▶ _INSTRUCTIONS_:
A: Translate this sentence from the court opinion into Spanish: "The computer was brought to the store by Diane Fisher, an employee of Tim Wray, owner of Tim's Texaco."
B: From the court opinion, pull out the passage starting with "Pursuant to Code" and going on through "the August break-in.", copied word for word.

▶ _GIVEN PASSAGE_:
Opinion
Record No. 0832-92-3
November 23, 1993
FROM THE CIRCUIT COURT OF FRANKLIN COUNTY B.A. DAVIS, III, JUDGE.
Clyde H. Perdue, Jr. (Raine Perdue, on briefs), for appellant.
Kathleen B. Martin, Assistant Attorney General (Stephen D. Rosenthal, Attorney General, on brief), for appellee.
Present: Judges Koontz, Elder and Fitzpatrick.
Argued at Salem, Virginia.
Pursuant to Code § 17-116.010 this opinion is not designated for publication.
Albert Junior Cook (appellant) appeals his conviction of receiving stolen property in violation of Code § 18.2-108. On appeal, he argues that the evidence was insufficient to prove his guilt. We disagree and affirm the conviction.
On August 29, 1991, a storage trailer belonging to Computerland was burglarized and several pieces of computer equipment were taken. On September 30, 1991, Computerland notified the police that one of the stolen computers was brought into their store for repair. Although the serial numbers on the exterior of the computer had been removed, a serial number on the inside of the computer matched the serial number of a computer stolen in the August break-in.
The computer was brought to the store by Diane Fisher, an employee of Tim Wray, owner of Tim's Texaco. Wray purchased the computer, keyboard, and monitor from appellant on September 10, 1991, for $300.
Conflicting testimony was presented in this case. Appellant denied taking the computer or knowing that it was stolen. He asserts that he first learned about the computer on September 1, 1991 when he was collecting rent from Jamie Muse, who rented a house in Roanoke owned by appellant's mother. Muse allegedly asked appellant if he knew of anyone who wanted to buy a used computer. Appellant claims that Muse told him that the computer came from a lady in Christiansburg, Virginia. Appellant responded to Muse that he did not know of a buyer for the computer, but that he would ask around. Two days later, while talking to Wray at Tim's Texaco, he asked if Wray knew of anyone who was interested in buying a used computer. Wray told appellant that he was interested.

▶ _DATA SECTION_:
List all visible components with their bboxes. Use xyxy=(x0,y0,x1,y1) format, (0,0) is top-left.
...
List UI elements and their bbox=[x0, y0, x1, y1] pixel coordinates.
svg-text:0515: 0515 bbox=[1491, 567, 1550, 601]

▶ _ANSWERS TO THE EXERCISES_:
A: La computadora fue llevada a la tienda por Diane Fisher, empleada de Tim Wray, propietario de Tim's Texaco.

B:
Pursuant to Code § 17-116.010 this opinion is not designated for publication.
Albert Junior Cook (appellant) appeals his conviction of receiving stolen property in violation of Code § 18.2-108. On appeal, he argues that the evidence was insufficient to prove his guilt. We disagree and affirm the conviction.
On August 29, 1991, a storage trailer belonging to Computerland was burglarized and several pieces of computer equipment were taken. On September 30, 1991, Computerland notified the police that one of the stolen computers was brought into their store for repair. Although the serial numbers on the exterior of the computer had been removed, a serial number on the inside of the computer matched the serial number of a computer stolen in the August break-in.